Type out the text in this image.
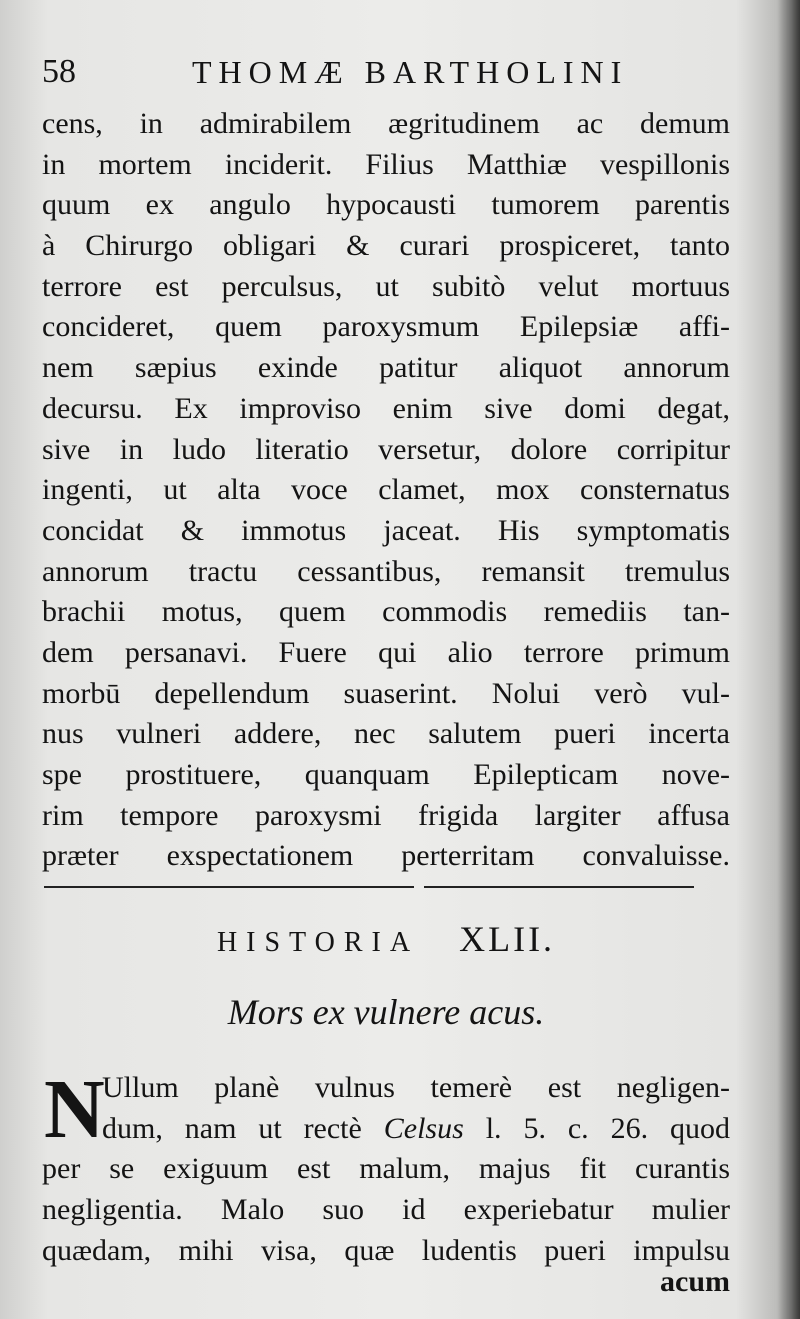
58	THOMÆ BARTHOLINI
cens, in admirabilem ægritudinem ac demum
in mortem inciderit. Filius Matthiæ vespillonis
quum ex angulo hypocausti tumorem parentis
à Chirurgo obligari & curari prospiceret, tanto
terrore est perculsus, ut subitò velut mortuus
concideret, quem paroxysmum Epilepsiæ affi-
nem sæpius exinde patitur aliquot annorum
decursu. Ex improviso enim sive domi degat,
sive in ludo literatio versetur, dolore corripitur
ingenti, ut alta voce clamet, mox consternatus
concidat & immotus jaceat. His symptomatis
annorum tractu cessantibus, remansit tremulus
brachii motus, quem commodis remediis tan-
dem persanavi. Fuere qui alio terrore primum
morbū depellendum suaserint. Nolui verò vul-
nus vulneri addere, nec salutem pueri incerta
spe prostituere, quanquam Epilepticam nove-
rim tempore paroxysmi frigida largiter affusa
præter exspectationem perterritam convaluisse.
HISTORIA XLII.
Mors ex vulnere acus.
N
Ullum planè vulnus temerè est negligen-
dum, nam ut rectè Celsus l. 5. c. 26. quod
per se exiguum est malum, majus fit curantis
negligentia. Malo suo id experiebatur mulier
quædam, mihi visa, quæ ludentis pueri impulsu
acum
=-=-=
Set down the material above exactly as written, but not the pictures.

Type out the text in this image.
58	THOMÆ BARTHOLINI
cens, in admirabilem ægritudinem ac demum
in mortem inciderit. Filius Matthiæ vespillonis
quum ex angulo hypocausti tumorem parentis
à Chirurgo obligari & curari prospiceret, tanto
terrore est perculsus, ut subitò velut mortuus
concideret, quem paroxysmum Epilepsiæ affi-
nem sæpius exinde patitur aliquot annorum
decursu. Ex improviso enim sive domi degat,
sive in ludo literatio versetur, dolore corripitur
ingenti, ut alta voce clamet, mox consternatus
concidat & immotus jaceat. His symptomatis
annorum tractu cessantibus, remansit tremulus
brachii motus, quem commodis remediis tan-
dem persanavi. Fuere qui alio terrore primum
morbū depellendum suaserint. Nolui verò vul-
nus vulneri addere, nec salutem pueri incerta
spe prostituere, quanquam Epilepticam nove-
rim tempore paroxysmi frigida largiter affusa
præter exspectationem perterritam convaluisse.
HISTORIA XLII.
Mors ex vulnere acus.
N
Ullum planè vulnus temerè est negligen-
dum, nam ut rectè Celsus l. 5. c. 26. quod
per se exiguum est malum, majus fit curantis
negligentia. Malo suo id experiebatur mulier
quædam, mihi visa, quæ ludentis pueri impulsu
acum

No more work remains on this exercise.